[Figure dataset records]
**********
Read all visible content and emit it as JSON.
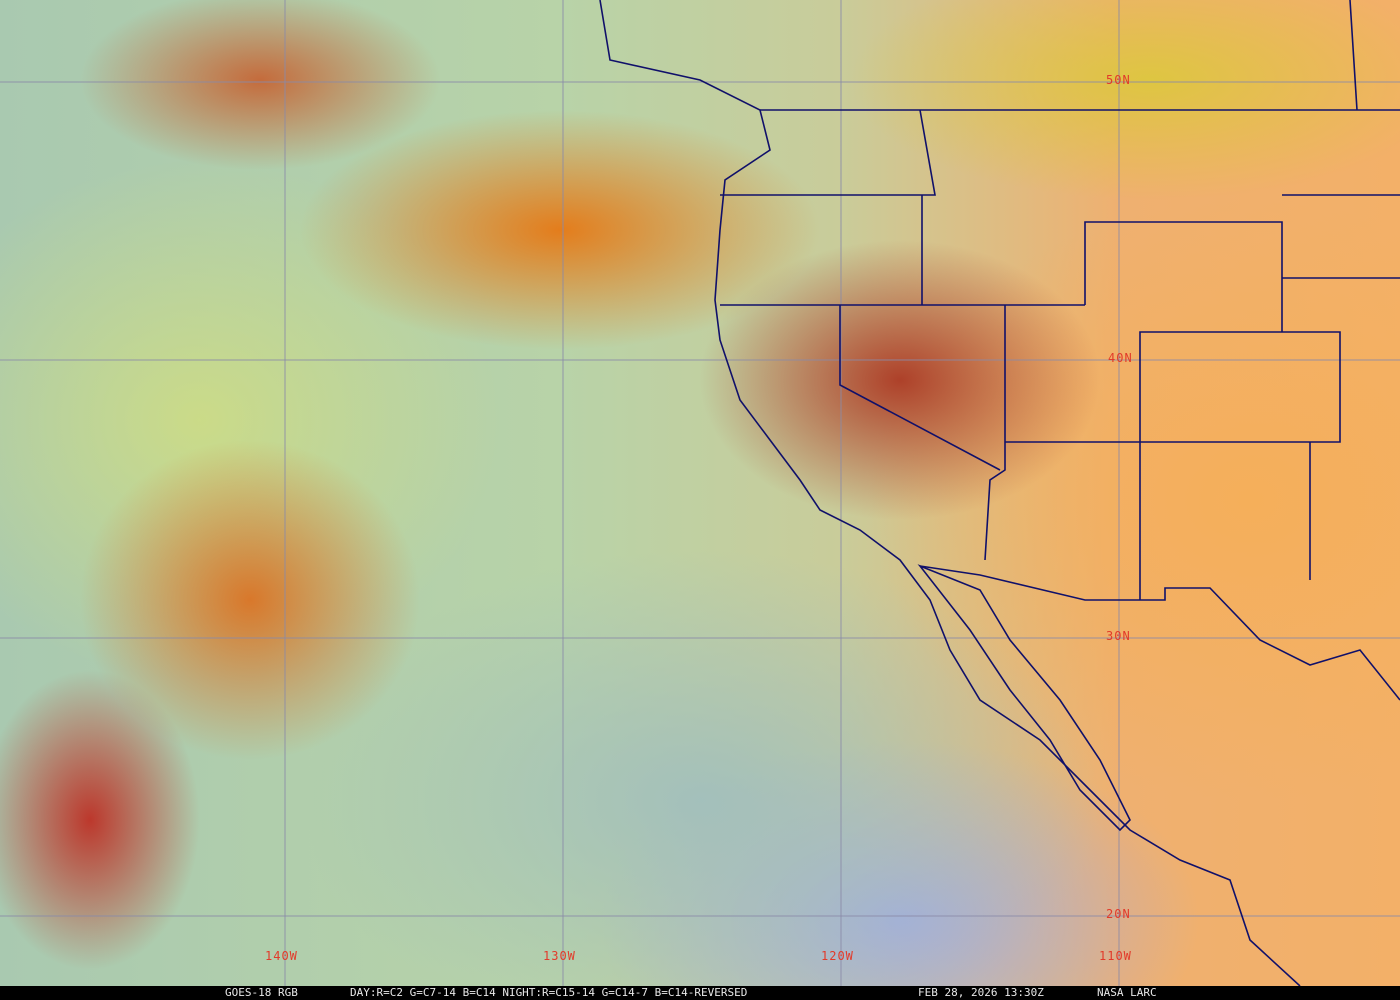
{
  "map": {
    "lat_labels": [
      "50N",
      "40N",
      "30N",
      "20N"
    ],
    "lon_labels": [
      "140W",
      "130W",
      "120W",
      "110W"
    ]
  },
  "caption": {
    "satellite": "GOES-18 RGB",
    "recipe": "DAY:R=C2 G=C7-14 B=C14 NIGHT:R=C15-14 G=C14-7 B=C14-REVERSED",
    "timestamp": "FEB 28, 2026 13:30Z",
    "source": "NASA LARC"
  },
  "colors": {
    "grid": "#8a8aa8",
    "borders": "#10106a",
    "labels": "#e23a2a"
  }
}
**********
— Your instructions —
Each record must be quoted in full and exactly. Do not include the pictures.

— Exercise answer —
Read all visible content and emit it as JSON.
{
  "map": {
    "lat_labels": [
      "50N",
      "40N",
      "30N",
      "20N"
    ],
    "lon_labels": [
      "140W",
      "130W",
      "120W",
      "110W"
    ]
  },
  "caption": {
    "satellite": "GOES-18 RGB",
    "recipe": "DAY:R=C2 G=C7-14 B=C14 NIGHT:R=C15-14 G=C14-7 B=C14-REVERSED",
    "timestamp": "FEB 28, 2026 13:30Z",
    "source": "NASA LARC"
  },
  "colors": {
    "grid": "#8a8aa8",
    "borders": "#10106a",
    "labels": "#e23a2a"
  }
}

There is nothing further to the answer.